Omit the pictures, please, and give each record below again exactly.

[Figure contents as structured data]
• • • •

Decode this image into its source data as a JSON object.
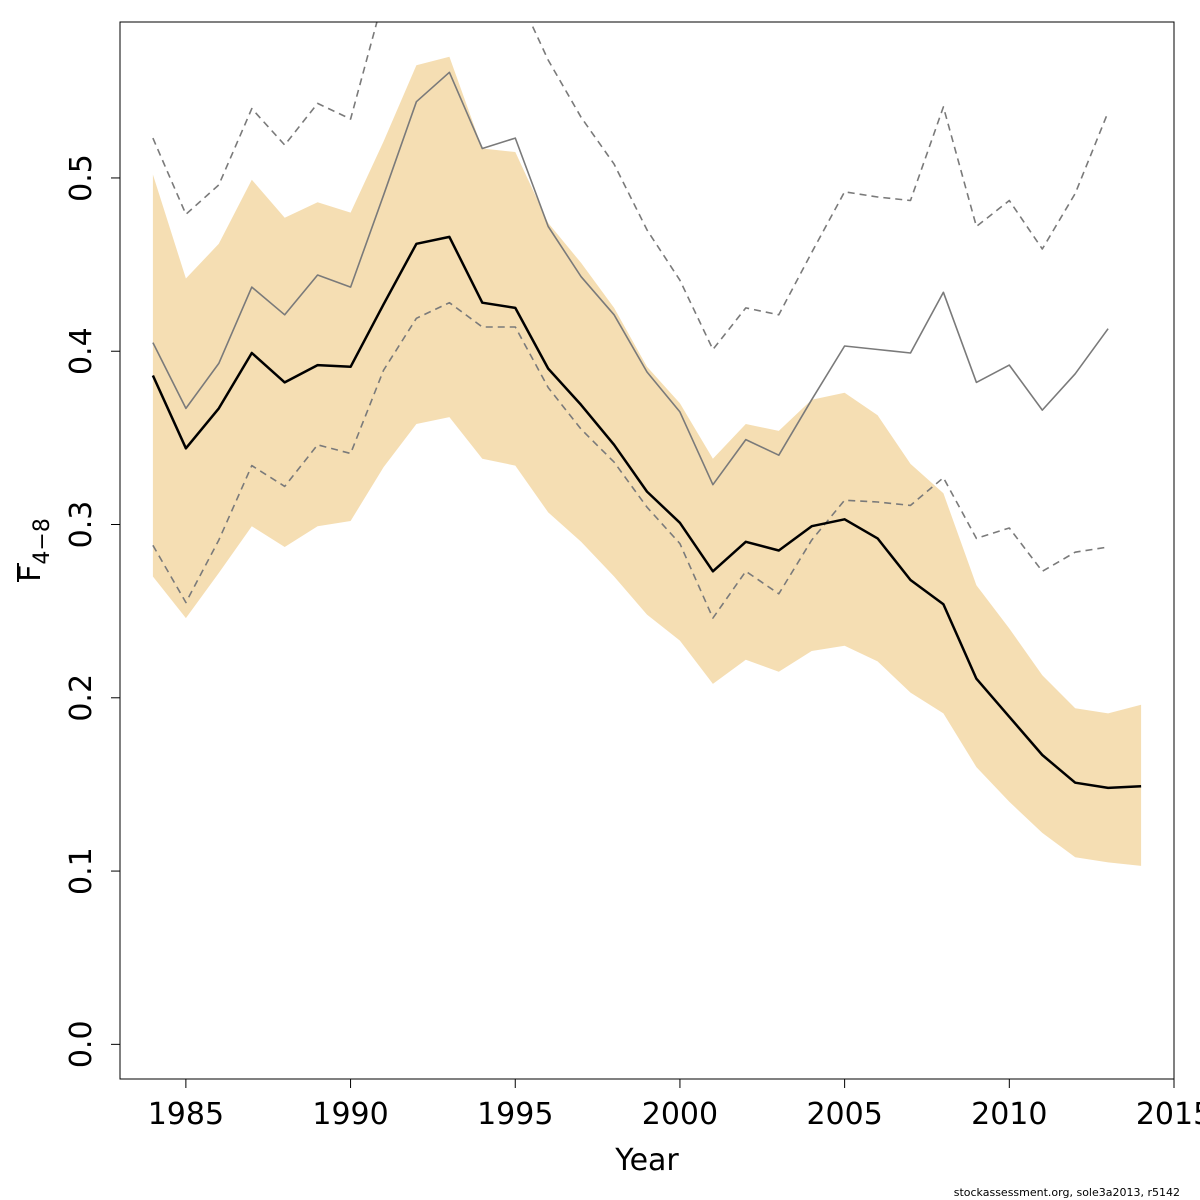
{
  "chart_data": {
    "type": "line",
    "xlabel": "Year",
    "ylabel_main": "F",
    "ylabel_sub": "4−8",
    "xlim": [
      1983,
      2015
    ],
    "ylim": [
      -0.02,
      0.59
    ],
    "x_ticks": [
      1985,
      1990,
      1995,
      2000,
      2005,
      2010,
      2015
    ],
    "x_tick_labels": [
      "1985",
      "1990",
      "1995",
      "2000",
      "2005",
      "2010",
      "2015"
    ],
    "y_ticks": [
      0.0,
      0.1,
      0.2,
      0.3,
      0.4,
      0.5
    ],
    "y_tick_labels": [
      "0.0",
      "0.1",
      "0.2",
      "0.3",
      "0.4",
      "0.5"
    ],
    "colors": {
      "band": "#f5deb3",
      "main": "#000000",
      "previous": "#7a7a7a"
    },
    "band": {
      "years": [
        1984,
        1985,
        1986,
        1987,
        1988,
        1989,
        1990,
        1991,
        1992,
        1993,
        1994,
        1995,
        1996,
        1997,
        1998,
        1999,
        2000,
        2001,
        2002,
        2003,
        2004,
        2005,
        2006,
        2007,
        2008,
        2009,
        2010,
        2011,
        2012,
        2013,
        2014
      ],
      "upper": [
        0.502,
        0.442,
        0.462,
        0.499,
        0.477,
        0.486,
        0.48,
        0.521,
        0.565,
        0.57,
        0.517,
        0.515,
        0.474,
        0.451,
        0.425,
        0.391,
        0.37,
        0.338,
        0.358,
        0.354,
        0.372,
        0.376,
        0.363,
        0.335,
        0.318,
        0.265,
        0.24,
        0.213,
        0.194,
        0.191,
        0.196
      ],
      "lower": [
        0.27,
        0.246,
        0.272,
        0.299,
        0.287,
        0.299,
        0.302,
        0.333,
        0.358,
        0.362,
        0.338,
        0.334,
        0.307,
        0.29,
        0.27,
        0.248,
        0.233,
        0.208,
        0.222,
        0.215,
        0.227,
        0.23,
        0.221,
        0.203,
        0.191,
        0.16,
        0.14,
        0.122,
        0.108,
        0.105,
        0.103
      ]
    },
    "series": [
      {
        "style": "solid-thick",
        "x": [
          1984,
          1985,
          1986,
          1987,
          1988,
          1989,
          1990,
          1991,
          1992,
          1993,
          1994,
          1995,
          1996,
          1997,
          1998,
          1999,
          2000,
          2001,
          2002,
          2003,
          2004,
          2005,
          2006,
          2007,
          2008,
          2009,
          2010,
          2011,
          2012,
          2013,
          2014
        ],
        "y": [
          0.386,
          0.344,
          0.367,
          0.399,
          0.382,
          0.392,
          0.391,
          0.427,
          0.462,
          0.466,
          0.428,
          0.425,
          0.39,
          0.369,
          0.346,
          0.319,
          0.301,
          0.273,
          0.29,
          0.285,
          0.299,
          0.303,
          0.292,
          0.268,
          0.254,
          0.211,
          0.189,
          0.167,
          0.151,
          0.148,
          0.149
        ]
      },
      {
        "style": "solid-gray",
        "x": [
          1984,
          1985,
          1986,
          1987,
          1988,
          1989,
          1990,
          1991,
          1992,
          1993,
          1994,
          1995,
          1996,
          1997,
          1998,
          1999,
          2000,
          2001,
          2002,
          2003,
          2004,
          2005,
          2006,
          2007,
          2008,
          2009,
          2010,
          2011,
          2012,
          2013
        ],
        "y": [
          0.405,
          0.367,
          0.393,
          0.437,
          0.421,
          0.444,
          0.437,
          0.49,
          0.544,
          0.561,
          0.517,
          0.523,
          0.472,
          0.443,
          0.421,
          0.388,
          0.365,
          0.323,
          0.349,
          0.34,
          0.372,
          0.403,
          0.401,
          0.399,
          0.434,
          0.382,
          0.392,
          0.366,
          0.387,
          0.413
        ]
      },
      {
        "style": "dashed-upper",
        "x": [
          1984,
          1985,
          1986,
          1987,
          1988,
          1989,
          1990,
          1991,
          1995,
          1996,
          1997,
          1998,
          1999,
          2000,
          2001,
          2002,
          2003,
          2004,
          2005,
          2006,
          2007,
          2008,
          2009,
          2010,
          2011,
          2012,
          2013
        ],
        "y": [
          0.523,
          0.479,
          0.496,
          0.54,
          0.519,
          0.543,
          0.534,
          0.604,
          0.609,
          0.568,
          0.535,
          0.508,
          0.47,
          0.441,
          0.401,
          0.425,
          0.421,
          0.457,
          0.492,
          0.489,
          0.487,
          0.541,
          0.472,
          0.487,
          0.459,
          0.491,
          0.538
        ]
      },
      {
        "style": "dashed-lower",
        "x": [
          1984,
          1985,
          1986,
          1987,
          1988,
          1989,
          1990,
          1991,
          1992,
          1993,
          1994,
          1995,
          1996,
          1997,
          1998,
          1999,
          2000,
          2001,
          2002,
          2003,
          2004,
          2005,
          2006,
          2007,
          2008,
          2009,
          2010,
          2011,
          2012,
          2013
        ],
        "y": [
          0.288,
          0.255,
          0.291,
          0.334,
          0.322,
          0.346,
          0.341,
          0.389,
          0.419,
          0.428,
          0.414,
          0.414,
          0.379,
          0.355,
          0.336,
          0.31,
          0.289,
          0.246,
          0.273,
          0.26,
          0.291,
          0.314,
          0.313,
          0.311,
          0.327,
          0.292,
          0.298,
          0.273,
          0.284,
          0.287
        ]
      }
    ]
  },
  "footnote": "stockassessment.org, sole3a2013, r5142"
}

• • • •

## WRITTEN SOLUTION
Decode this image into its source data as a JSON object.
{
  "chart_data": {
    "type": "line",
    "xlabel": "Year",
    "ylabel_main": "F",
    "ylabel_sub": "4−8",
    "xlim": [
      1983,
      2015
    ],
    "ylim": [
      -0.02,
      0.59
    ],
    "x_ticks": [
      1985,
      1990,
      1995,
      2000,
      2005,
      2010,
      2015
    ],
    "x_tick_labels": [
      "1985",
      "1990",
      "1995",
      "2000",
      "2005",
      "2010",
      "2015"
    ],
    "y_ticks": [
      0.0,
      0.1,
      0.2,
      0.3,
      0.4,
      0.5
    ],
    "y_tick_labels": [
      "0.0",
      "0.1",
      "0.2",
      "0.3",
      "0.4",
      "0.5"
    ],
    "colors": {
      "band": "#f5deb3",
      "main": "#000000",
      "previous": "#7a7a7a"
    },
    "band": {
      "years": [
        1984,
        1985,
        1986,
        1987,
        1988,
        1989,
        1990,
        1991,
        1992,
        1993,
        1994,
        1995,
        1996,
        1997,
        1998,
        1999,
        2000,
        2001,
        2002,
        2003,
        2004,
        2005,
        2006,
        2007,
        2008,
        2009,
        2010,
        2011,
        2012,
        2013,
        2014
      ],
      "upper": [
        0.502,
        0.442,
        0.462,
        0.499,
        0.477,
        0.486,
        0.48,
        0.521,
        0.565,
        0.57,
        0.517,
        0.515,
        0.474,
        0.451,
        0.425,
        0.391,
        0.37,
        0.338,
        0.358,
        0.354,
        0.372,
        0.376,
        0.363,
        0.335,
        0.318,
        0.265,
        0.24,
        0.213,
        0.194,
        0.191,
        0.196
      ],
      "lower": [
        0.27,
        0.246,
        0.272,
        0.299,
        0.287,
        0.299,
        0.302,
        0.333,
        0.358,
        0.362,
        0.338,
        0.334,
        0.307,
        0.29,
        0.27,
        0.248,
        0.233,
        0.208,
        0.222,
        0.215,
        0.227,
        0.23,
        0.221,
        0.203,
        0.191,
        0.16,
        0.14,
        0.122,
        0.108,
        0.105,
        0.103
      ]
    },
    "series": [
      {
        "style": "solid-thick",
        "x": [
          1984,
          1985,
          1986,
          1987,
          1988,
          1989,
          1990,
          1991,
          1992,
          1993,
          1994,
          1995,
          1996,
          1997,
          1998,
          1999,
          2000,
          2001,
          2002,
          2003,
          2004,
          2005,
          2006,
          2007,
          2008,
          2009,
          2010,
          2011,
          2012,
          2013,
          2014
        ],
        "y": [
          0.386,
          0.344,
          0.367,
          0.399,
          0.382,
          0.392,
          0.391,
          0.427,
          0.462,
          0.466,
          0.428,
          0.425,
          0.39,
          0.369,
          0.346,
          0.319,
          0.301,
          0.273,
          0.29,
          0.285,
          0.299,
          0.303,
          0.292,
          0.268,
          0.254,
          0.211,
          0.189,
          0.167,
          0.151,
          0.148,
          0.149
        ]
      },
      {
        "style": "solid-gray",
        "x": [
          1984,
          1985,
          1986,
          1987,
          1988,
          1989,
          1990,
          1991,
          1992,
          1993,
          1994,
          1995,
          1996,
          1997,
          1998,
          1999,
          2000,
          2001,
          2002,
          2003,
          2004,
          2005,
          2006,
          2007,
          2008,
          2009,
          2010,
          2011,
          2012,
          2013
        ],
        "y": [
          0.405,
          0.367,
          0.393,
          0.437,
          0.421,
          0.444,
          0.437,
          0.49,
          0.544,
          0.561,
          0.517,
          0.523,
          0.472,
          0.443,
          0.421,
          0.388,
          0.365,
          0.323,
          0.349,
          0.34,
          0.372,
          0.403,
          0.401,
          0.399,
          0.434,
          0.382,
          0.392,
          0.366,
          0.387,
          0.413
        ]
      },
      {
        "style": "dashed-upper",
        "x": [
          1984,
          1985,
          1986,
          1987,
          1988,
          1989,
          1990,
          1991,
          1995,
          1996,
          1997,
          1998,
          1999,
          2000,
          2001,
          2002,
          2003,
          2004,
          2005,
          2006,
          2007,
          2008,
          2009,
          2010,
          2011,
          2012,
          2013
        ],
        "y": [
          0.523,
          0.479,
          0.496,
          0.54,
          0.519,
          0.543,
          0.534,
          0.604,
          0.609,
          0.568,
          0.535,
          0.508,
          0.47,
          0.441,
          0.401,
          0.425,
          0.421,
          0.457,
          0.492,
          0.489,
          0.487,
          0.541,
          0.472,
          0.487,
          0.459,
          0.491,
          0.538
        ]
      },
      {
        "style": "dashed-lower",
        "x": [
          1984,
          1985,
          1986,
          1987,
          1988,
          1989,
          1990,
          1991,
          1992,
          1993,
          1994,
          1995,
          1996,
          1997,
          1998,
          1999,
          2000,
          2001,
          2002,
          2003,
          2004,
          2005,
          2006,
          2007,
          2008,
          2009,
          2010,
          2011,
          2012,
          2013
        ],
        "y": [
          0.288,
          0.255,
          0.291,
          0.334,
          0.322,
          0.346,
          0.341,
          0.389,
          0.419,
          0.428,
          0.414,
          0.414,
          0.379,
          0.355,
          0.336,
          0.31,
          0.289,
          0.246,
          0.273,
          0.26,
          0.291,
          0.314,
          0.313,
          0.311,
          0.327,
          0.292,
          0.298,
          0.273,
          0.284,
          0.287
        ]
      }
    ]
  },
  "footnote": "stockassessment.org, sole3a2013, r5142"
}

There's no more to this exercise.